--- START Document passage ---
That's their reward, and they have to cook and eat it in warlike conditions.
Going In
Only the fittest from each graduating
group are given a chance at martyrdom across the border in Kashmir. The
local commander makes his choice, and the fortunate few are dispatched
to safe houses along the Line of Control known as "launching pads." (Parents'
permission is technically required for anyone who opts for jihad. Many
boys get it easily, but some who don't, fully submerged in the dream of
martyrdom, pressure their parents into complying.) At the launching pad,
while waiting for their marching orders, the boys write wills and what
might be their last words to their families.
At this point, the Pakistani army
plays a crucial role helping to arrange the infiltration of the militants
across the Line of Control. Militants officially deny Pakistani army involvement,
but those who fought in Kashmir tell Time that the wait at the launching
pad is dictated by their leaders, who are in touch with the army. "Until
an unmarked vehicle turns up at your safe house," says a veteran of Al-Badr,
the first Pakistan-based militant organization to get members across the
line, "you don't know when your number will come."
When it does, this is what happens:
"The vehicle, covered from all sides, will pick up two, three or four militants
according to the plan and dump them at one of the forward posts of the
Pakistani army," the Al-Badr veteran says. "People in civvies give us arms,
ammunition, food and money [Indian currency]. We are asked to check our
weapons. After a day or two they give us the signal to go ahead." None
of the boys is allowed to carry his own arms to the Line of Control, although
sometimes an individual can choose a favorite AK-47 and find it waiting
for him at the army camp along the line.
The next step is the most hazardous:
from the Pakistani army post, the group embarks on a three-to-seven night
journey into Indian-controlled Kashmir, traveling by night, hiding during
the day. The group leader wears night-vision goggles. The rest follow blindly
across the mountains. There are numerous obstacles: Indian mines, tracer
flares, Indian border patrols anxious to shoot at them. "But whenever such
a situation arises," says a Lashkar militant, "the Pakistani guns come
to our rescue to provide cover."
Militants making the return trip
go through a reverse route, ending up at a Pakistani army base sometimes
with souvenirs. Abu Haibatullah, 32, was sent across the Line of Control
in the mid '90s with a particular mission: to bring back an Indian soldier
for interrogation. He managed to ambush and disarm a soldier, but when
the Indian tried to snatch Haibatullah's gun, he killed him. He then decided
to return home with the soldier's head. "Lots of people came to see the
head," he recalls proudly. "Some were from the Pakistani army and they
praised me for my gallantry."
In the 1990s, the Pakistani militants
hired local guides ethnic Kashmiris to help them get across the mountains
and into India. "On a number of occasions," says Zakiur Rehman Lakhvi,
42, the supreme commander of the Lashkar-i-Taiba militants, "they took
the money and tipped off the Indians. So we trained our own manpower."
In other words, the Pakistani militants don't always trust the Kashmiris
on whose behalf they are waging this war. The Pakistani militancy, which
had its roots in the Afghan war, is now an institution unto itself.
--- END Document passage ---
### [Exercise instructions]
a - Using the Kashmir infiltration passage, decide whether each statement agrees with it: (i) the group leader on the night journey wears night-vision goggles; (ii) each boy carries his own arms to the Line of Control; (iii) militants officially acknowledge Pakistani army involvement. Answer yes or no for each and quote the deciding words.
b - Write out the Kashmir infiltration passage word for word from "In the 1990s, the" to "institution unto itself.".
The material after this comes from a separate source.
--- START Entries provided ---
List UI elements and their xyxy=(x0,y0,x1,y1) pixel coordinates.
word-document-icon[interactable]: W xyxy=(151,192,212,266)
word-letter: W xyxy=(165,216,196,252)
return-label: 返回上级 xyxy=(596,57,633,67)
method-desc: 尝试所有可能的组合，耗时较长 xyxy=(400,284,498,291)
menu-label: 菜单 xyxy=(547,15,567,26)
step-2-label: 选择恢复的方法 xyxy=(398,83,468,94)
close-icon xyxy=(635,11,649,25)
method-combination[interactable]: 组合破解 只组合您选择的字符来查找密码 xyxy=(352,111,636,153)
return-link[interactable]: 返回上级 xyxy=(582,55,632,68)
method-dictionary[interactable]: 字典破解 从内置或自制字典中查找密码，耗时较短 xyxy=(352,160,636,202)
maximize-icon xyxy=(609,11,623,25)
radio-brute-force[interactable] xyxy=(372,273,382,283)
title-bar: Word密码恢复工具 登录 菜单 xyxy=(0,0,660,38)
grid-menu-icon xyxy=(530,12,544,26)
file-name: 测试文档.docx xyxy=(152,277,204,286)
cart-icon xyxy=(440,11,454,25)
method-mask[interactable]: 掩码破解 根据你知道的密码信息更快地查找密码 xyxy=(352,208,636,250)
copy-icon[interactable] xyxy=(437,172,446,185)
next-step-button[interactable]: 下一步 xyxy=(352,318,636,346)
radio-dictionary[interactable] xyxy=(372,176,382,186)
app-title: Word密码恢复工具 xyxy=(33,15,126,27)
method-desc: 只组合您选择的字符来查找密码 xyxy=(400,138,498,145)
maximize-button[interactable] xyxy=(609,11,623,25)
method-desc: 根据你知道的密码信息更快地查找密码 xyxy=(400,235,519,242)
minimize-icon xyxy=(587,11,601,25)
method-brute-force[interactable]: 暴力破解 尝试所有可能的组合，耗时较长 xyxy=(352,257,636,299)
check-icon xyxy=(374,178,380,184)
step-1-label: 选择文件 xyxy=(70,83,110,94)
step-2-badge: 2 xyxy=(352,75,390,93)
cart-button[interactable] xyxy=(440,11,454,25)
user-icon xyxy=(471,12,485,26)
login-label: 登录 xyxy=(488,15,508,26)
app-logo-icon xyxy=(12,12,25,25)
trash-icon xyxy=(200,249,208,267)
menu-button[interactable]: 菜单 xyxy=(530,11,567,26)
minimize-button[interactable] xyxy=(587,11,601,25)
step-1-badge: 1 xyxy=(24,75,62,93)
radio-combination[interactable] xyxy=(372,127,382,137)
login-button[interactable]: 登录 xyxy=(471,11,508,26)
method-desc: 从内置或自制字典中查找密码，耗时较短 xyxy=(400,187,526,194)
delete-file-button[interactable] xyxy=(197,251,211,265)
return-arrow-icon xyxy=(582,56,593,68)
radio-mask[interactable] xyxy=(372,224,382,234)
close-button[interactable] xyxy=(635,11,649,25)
--- END Entries provided ---
### [Full answers]
a -
(i) Yes: "The group leader wears night-vision goggles."
(ii) No: "None of the boys is allowed to carry his own arms to the Line of Control"
(iii) No: "Militants officially deny Pakistani army involvement"

b -
In the 1990s, the Pakistani militants
hired local guides ethnic Kashmiris to help them get across the mountains
and into India. "On a number of occasions," says Zakiur Rehman Lakhvi,
42, the supreme commander of the Lashkar-i-Taiba militants, "they took
the money and tipped off the Indians. So we trained our own manpower."
In other words, the Pakistani militants don't always trust the Kashmiris
on whose behalf they are waging this war. The Pakistani militancy, which
had its roots in the Afghan war, is now an institution unto itself.